SUPPLIED RECORDS:
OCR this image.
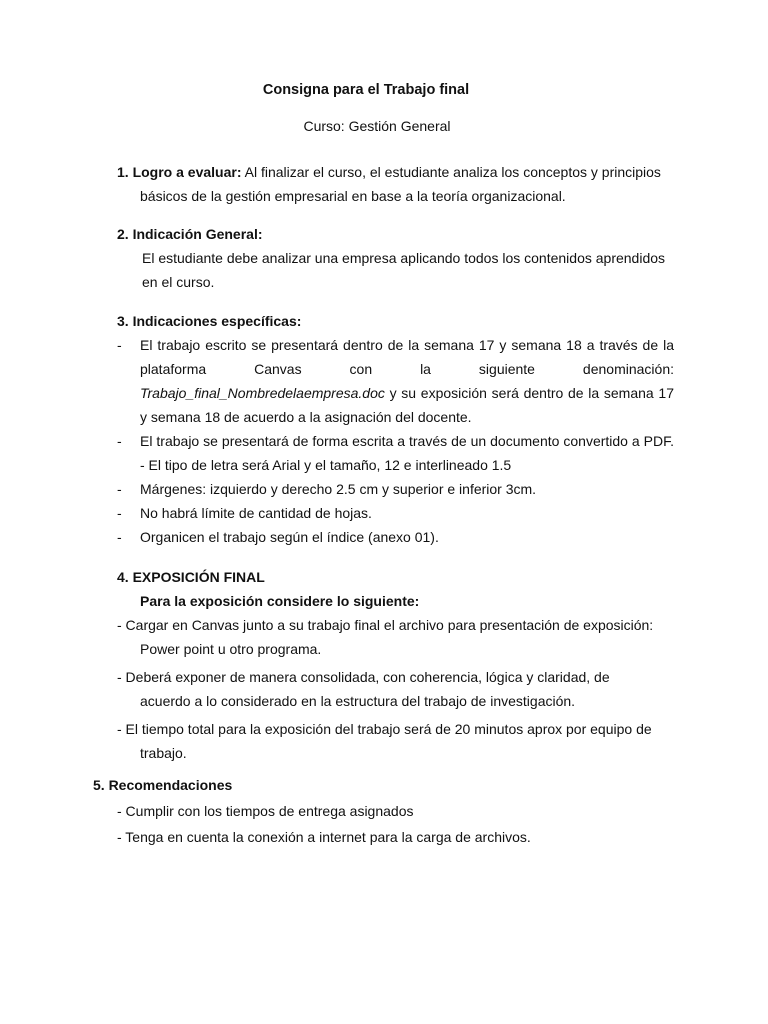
Consigna para el Trabajo final
Curso: Gestión General
1. Logro a evaluar: Al finalizar el curso, el estudiante analiza los conceptos y principios
básicos de la gestión empresarial en base a la teoría organizacional.
2. Indicación General:
El estudiante debe analizar una empresa aplicando todos los contenidos aprendidos en el curso.
3. Indicaciones específicas:
- El trabajo escrito se presentará dentro de la semana 17 y semana 18 a través de la plataforma Canvas con la siguiente denominación: Trabajo_final_Nombredelaempresa.doc y su exposición será dentro de la semana 17 y semana 18 de acuerdo a la asignación del docente.
- El trabajo se presentará de forma escrita a través de un documento convertido a PDF. - El tipo de letra será Arial y el tamaño, 12 e interlineado 1.5
- Márgenes: izquierdo y derecho 2.5 cm y superior e inferior 3cm.
- No habrá límite de cantidad de hojas.
- Organicen el trabajo según el índice (anexo 01).
4. EXPOSICIÓN FINAL
Para la exposición considere lo siguiente:
- Cargar en Canvas junto a su trabajo final el archivo para presentación de exposición: Power point u otro programa.
- Deberá exponer de manera consolidada, con coherencia, lógica y claridad, de acuerdo a lo considerado en la estructura del trabajo de investigación.
- El tiempo total para la exposición del trabajo será de 20 minutos aprox por equipo de trabajo.
5. Recomendaciones
- Cumplir con los tiempos de entrega asignados
- Tenga en cuenta la conexión a internet para la carga de archivos.
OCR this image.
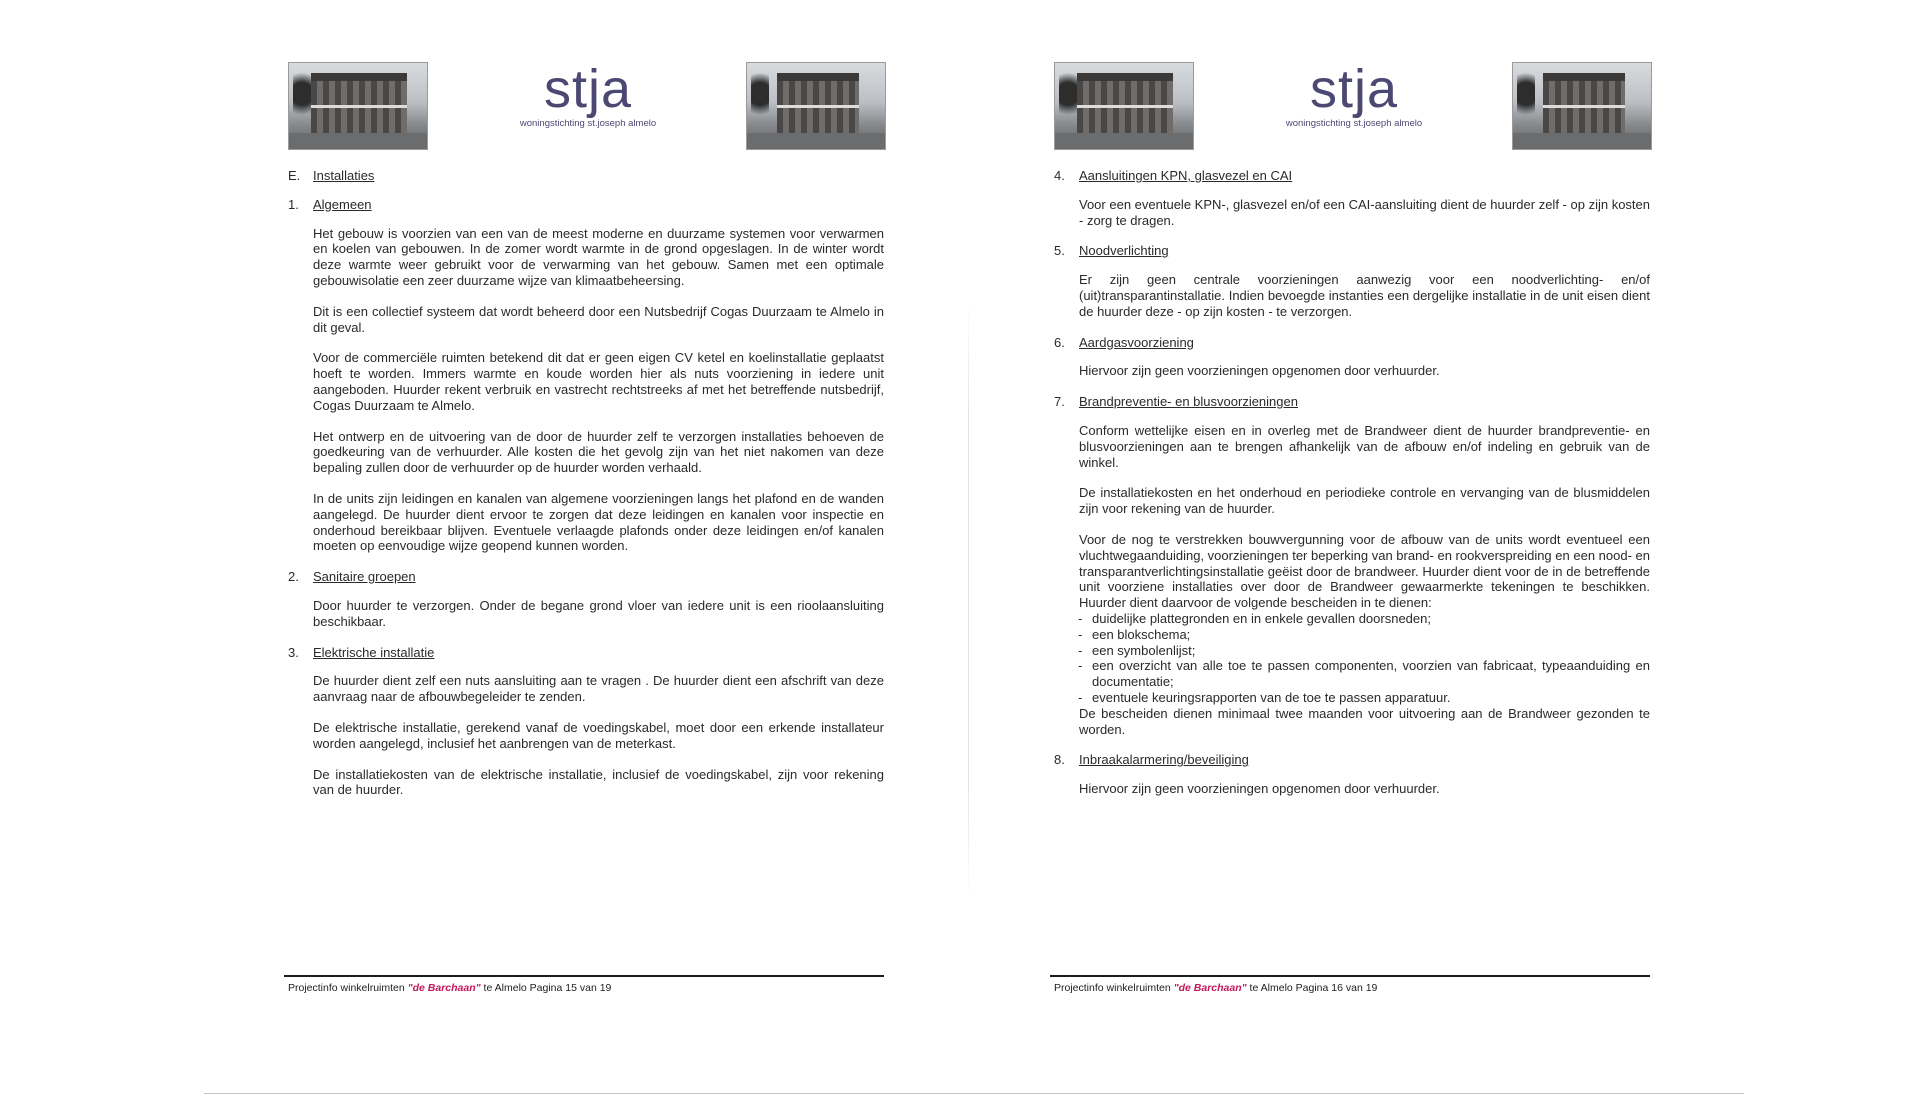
stja
woningstichting st.joseph almelo
E. Installaties
1. Algemeen

Het gebouw is voorzien van een van de meest moderne en duurzame systemen voor verwarmen en koelen van gebouwen. In de zomer wordt warmte in de grond opgeslagen. In de winter wordt deze warmte weer gebruikt voor de verwarming van het gebouw. Samen met een optimale gebouwisolatie een zeer duurzame wijze van klimaatbeheersing.

Dit is een collectief systeem dat wordt beheerd door een Nutsbedrijf Cogas Duurzaam te Almelo in dit geval.

Voor de commerciële ruimten betekend dit dat er geen eigen CV ketel en koelinstallatie geplaatst hoeft te worden. Immers warmte en koude worden hier als nuts voorziening in iedere unit aangeboden. Huurder rekent verbruik en vastrecht rechtstreeks af met het betreffende nutsbedrijf, Cogas Duurzaam te Almelo.

Het ontwerp en de uitvoering van de door de huurder zelf te verzorgen installaties behoeven de goedkeuring van de verhuurder. Alle kosten die het gevolg zijn van het niet nakomen van deze bepaling zullen door de verhuurder op de huurder worden verhaald.

In de units zijn leidingen en kanalen van algemene voorzieningen langs het plafond en de wanden aangelegd. De huurder dient ervoor te zorgen dat deze leidingen en kanalen voor inspectie en onderhoud bereikbaar blijven. Eventuele verlaagde plafonds onder deze leidingen en/of kanalen moeten op eenvoudige wijze geopend kunnen worden.

2. Sanitaire groepen

Door huurder te verzorgen. Onder de begane grond vloer van iedere unit is een rioolaansluiting beschikbaar.

3. Elektrische installatie

De huurder dient zelf een nuts aansluiting aan te vragen . De huurder dient een afschrift van deze aanvraag naar de afbouwbegeleider te zenden.

De elektrische installatie, gerekend vanaf de voedingskabel, moet door een erkende installateur worden aangelegd, inclusief het aanbrengen van de meterkast.

De installatiekosten van de elektrische installatie, inclusief de voedingskabel, zijn voor rekening van de huurder.

Projectinfo winkelruimten "de Barchaan" te Almelo Pagina 15 van 19
stja
woningstichting st.joseph almelo
4. Aansluitingen KPN, glasvezel en CAI

Voor een eventuele KPN-, glasvezel en/of een CAI-aansluiting dient de huurder zelf - op zijn kosten - zorg te dragen.

5. Noodverlichting

Er zijn geen centrale voorzieningen aanwezig voor een noodverlichting- en/of (uit)transparantinstallatie. Indien bevoegde instanties een dergelijke installatie in de unit eisen dient de huurder deze - op zijn kosten - te verzorgen.

6. Aardgasvoorziening

Hiervoor zijn geen voorzieningen opgenomen door verhuurder.

7. Brandpreventie- en blusvoorzieningen

Conform wettelijke eisen en in overleg met de Brandweer dient de huurder brandpreventie- en blusvoorzieningen aan te brengen afhankelijk van de afbouw en/of indeling en gebruik van de winkel.

De installatiekosten en het onderhoud en periodieke controle en vervanging van de blusmiddelen zijn voor rekening van de huurder.

Voor de nog te verstrekken bouwvergunning voor de afbouw van de units wordt eventueel een vluchtwegaanduiding, voorzieningen ter beperking van brand- en rookverspreiding en een nood- en transparantverlichtingsinstallatie geëist door de brandweer. Huurder dient voor de in de betreffende unit voorziene installaties over door de Brandweer gewaarmerkte tekeningen te beschikken. Huurder dient daarvoor de volgende bescheiden in te dienen:
- duidelijke plattegronden en in enkele gevallen doorsneden;
- een blokschema;
- een symbolenlijst;
- een overzicht van alle toe te passen componenten, voorzien van fabricaat, typeaanduiding en documentatie;
- eventuele keuringsrapporten van de toe te passen apparatuur.
De bescheiden dienen minimaal twee maanden voor uitvoering aan de Brandweer gezonden te worden.
8. Inbraakalarmering/beveiliging

Hiervoor zijn geen voorzieningen opgenomen door verhuurder.

Projectinfo winkelruimten "de Barchaan" te Almelo Pagina 16 van 19
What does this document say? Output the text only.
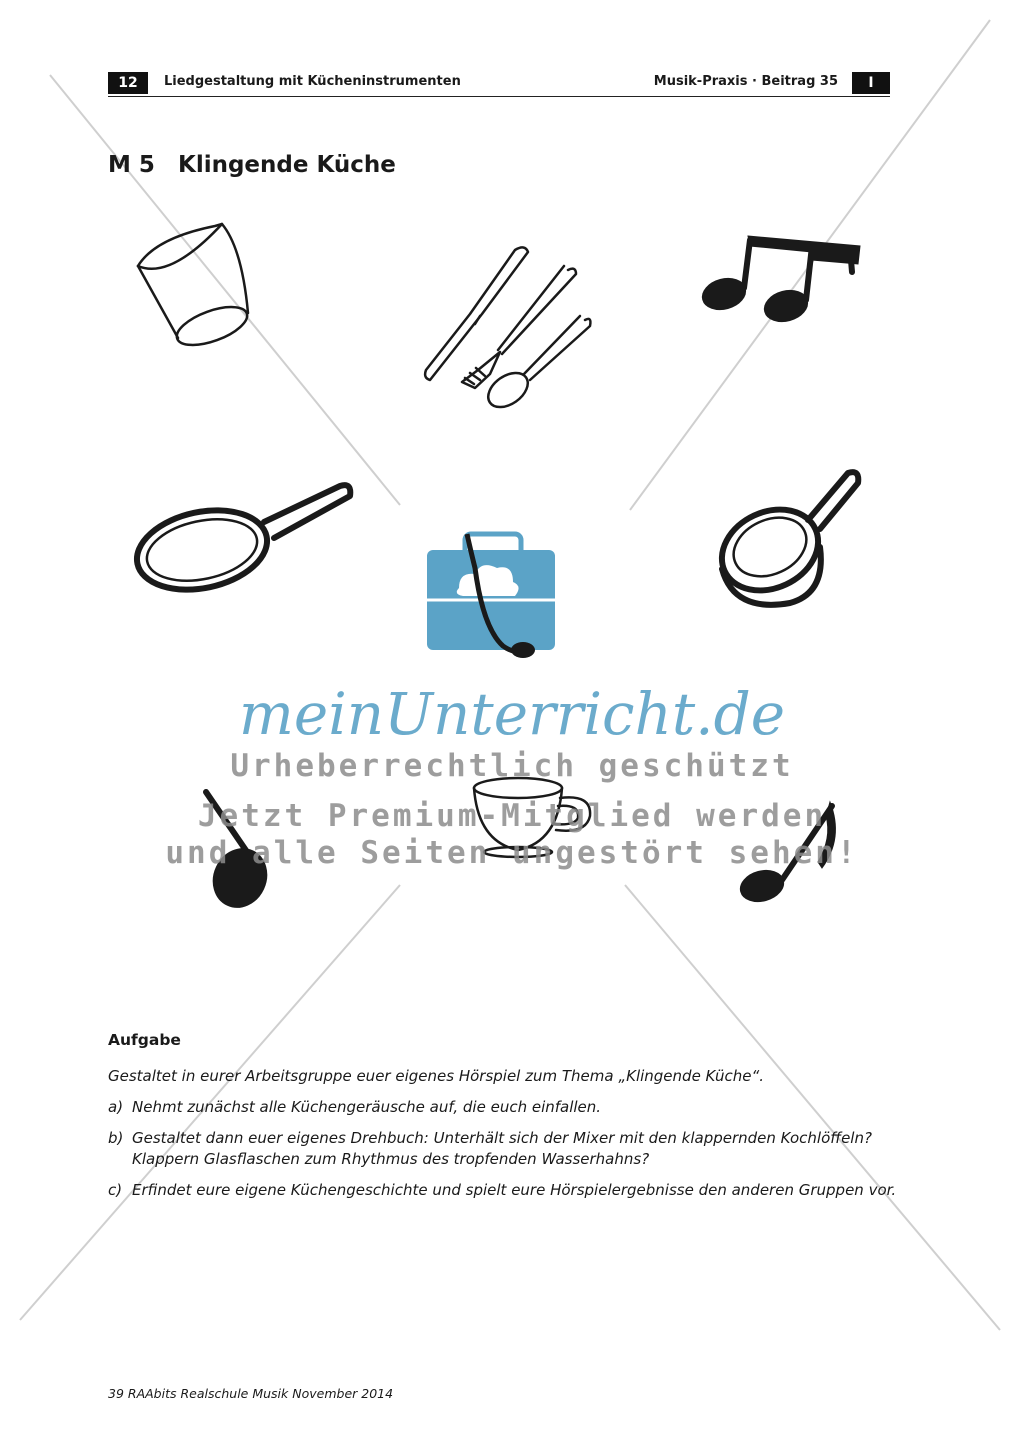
12	Liedgestaltung mit Kücheninstrumenten	Musik-Praxis · Beitrag 35	I
M 5 Klingende Küche
meinUnterricht.de
Urheberrechtlich geschützt
Jetzt Premium-Mitglied werden
und alle Seiten ungestört sehen!
Aufgabe

Gestaltet in eurer Arbeitsgruppe euer eigenes Hörspiel zum Thema „Klingende Küche“.

a) Nehmt zunächst alle Küchengeräusche auf, die euch einfallen.
b) Gestaltet dann euer eigenes Drehbuch: Unterhält sich der Mixer mit den klappernden Kochlöffeln? Klappern Glasflaschen zum Rhythmus des tropfenden Wasserhahns?
c) Erfindet eure eigene Küchengeschichte und spielt eure Hörspielergebnisse den anderen Gruppen vor.
39 RAAbits Realschule Musik November 2014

WHAT YOU HAVE TO DO:
Find how many lines of the listing include the string "wordt" and give that number, nothing else.

EXPECTED OUTPUT:
3